PROBLEM DESCRIPTION
Continue the passage on whether police questioning of a person in custody counts as a Fourth Amendment seizure, beginning right after its final sentence.

===== PASSAGE TO READ =====

If the police may ask (without suspicion) questions of persons who are in no custody (e.g., walking down the street), people who are in practical but not legal custody (e.g., passengers on busses and airplanes), and people who are in formal custody pending trial or following conviction (e.g., prisoners such as Cobb, a pretrial detainee), then why would the police need probable cause or reasonable suspicion to direct questions to persons such as Childs who are in legal custody but likely to be released soon? To say that questions asked of free persons and questions asked of prisoners are not "seizures" but that questions asked of suspects under arrest are seizures would have neither the text of the Constitution behind it nor any logical basis under it. This is not to say that Childs cannot cite a case or two in his support. Both the eighth and the ninth circuits have held, as our panel did, that questions are seizures requiring either some relation to the basis for the custody or an independent source of reasonable suspicion. See United States v. Murillo, 255 F.3d 1169, 1174 (9th Cir. 2001); United States v. Ramos, 42 F.3d 1160 (8th Cir. 1994). These courts reached this conclusion indirectly. Their background is revealing. Ramos traces the eighth circuit's position to United States v. Cummins, 920 F.2d 498, 502 (8th Cir. 1990). The panel in Cummins observed that, because the questions were related to the purpose of the stop, the suspect had no claim. Later panels then read that statement as meaning that officers may ask questions only if they are related to the stop, a logical error. The proposition "X defeats the defendant's constitutional contention" differs from "X is the only way to defeat the defendant's constitutional contention." Just the other day the Supreme Court branded as fallacious the view "that an opinion upholding the constitutionality of a particular search implicitly holds unconstitutional any search that is not like it". United States v. Knights, 122 S. Ct. 587, 590 (2001).

===== DATA ROWS =====

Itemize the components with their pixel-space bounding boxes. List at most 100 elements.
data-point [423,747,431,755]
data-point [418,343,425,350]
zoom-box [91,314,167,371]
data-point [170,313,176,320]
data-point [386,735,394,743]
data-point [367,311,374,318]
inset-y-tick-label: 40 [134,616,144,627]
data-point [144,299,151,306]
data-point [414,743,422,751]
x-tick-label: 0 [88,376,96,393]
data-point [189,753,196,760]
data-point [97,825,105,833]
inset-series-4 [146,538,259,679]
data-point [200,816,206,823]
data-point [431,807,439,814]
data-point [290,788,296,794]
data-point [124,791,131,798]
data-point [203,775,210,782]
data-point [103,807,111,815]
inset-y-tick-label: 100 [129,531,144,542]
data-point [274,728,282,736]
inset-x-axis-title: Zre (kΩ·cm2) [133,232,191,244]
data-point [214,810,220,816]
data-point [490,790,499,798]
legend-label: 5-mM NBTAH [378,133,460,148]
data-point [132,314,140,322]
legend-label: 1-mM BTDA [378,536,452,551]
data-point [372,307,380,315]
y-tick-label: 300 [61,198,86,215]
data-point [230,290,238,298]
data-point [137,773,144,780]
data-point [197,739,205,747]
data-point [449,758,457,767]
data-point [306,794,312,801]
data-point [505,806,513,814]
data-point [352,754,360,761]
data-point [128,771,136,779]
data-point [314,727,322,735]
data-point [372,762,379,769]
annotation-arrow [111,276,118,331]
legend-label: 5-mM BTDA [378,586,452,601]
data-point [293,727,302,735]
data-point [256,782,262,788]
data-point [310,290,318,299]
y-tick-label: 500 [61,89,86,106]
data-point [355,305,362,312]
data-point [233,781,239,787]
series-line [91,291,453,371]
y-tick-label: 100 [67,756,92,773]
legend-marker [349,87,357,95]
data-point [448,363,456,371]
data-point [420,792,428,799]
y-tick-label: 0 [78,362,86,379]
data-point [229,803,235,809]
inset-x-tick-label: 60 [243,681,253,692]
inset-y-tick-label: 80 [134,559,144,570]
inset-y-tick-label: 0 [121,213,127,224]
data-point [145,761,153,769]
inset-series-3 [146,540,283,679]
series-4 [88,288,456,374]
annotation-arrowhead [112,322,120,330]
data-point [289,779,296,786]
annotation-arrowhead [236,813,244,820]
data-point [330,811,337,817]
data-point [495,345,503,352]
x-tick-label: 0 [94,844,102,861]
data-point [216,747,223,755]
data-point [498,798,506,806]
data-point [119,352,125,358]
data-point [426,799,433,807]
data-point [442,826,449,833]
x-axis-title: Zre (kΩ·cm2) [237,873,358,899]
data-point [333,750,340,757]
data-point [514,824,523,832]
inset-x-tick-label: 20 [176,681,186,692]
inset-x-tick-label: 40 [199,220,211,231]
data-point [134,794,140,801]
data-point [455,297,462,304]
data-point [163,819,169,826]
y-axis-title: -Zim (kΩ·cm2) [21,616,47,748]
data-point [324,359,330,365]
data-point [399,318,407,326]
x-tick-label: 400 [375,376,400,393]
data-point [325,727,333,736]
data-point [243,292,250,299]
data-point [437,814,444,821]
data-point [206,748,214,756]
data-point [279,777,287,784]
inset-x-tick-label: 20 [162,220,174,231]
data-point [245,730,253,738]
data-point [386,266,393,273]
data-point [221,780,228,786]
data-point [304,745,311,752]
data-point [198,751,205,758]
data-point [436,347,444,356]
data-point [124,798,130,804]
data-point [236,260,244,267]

=====

RESPONSE BELOW
Developments in our circuit parallel those in the eighth. United States v. Rivera, 906 F.2d 319 (7th Cir. 1990), remarks that the questions asked of the suspect there were supported by reasonable suspicion, and the panel in Childs's case took this as establishing the rule that questions must be so supported. That is both logically unsound, see Knights, and a poor reading of the decision--especially when many other decisions see no problem in questions asked without suspicion. See, e.g., United States v. Williams, 209 F.3d 940 (7th Cir. 2000); United States v. Baker, 78 F.3d 1241 (7th Cir. 1996). Neither the eighth nor the ninth circuit discussed the significance of Bostick and similar decisions of the Supreme...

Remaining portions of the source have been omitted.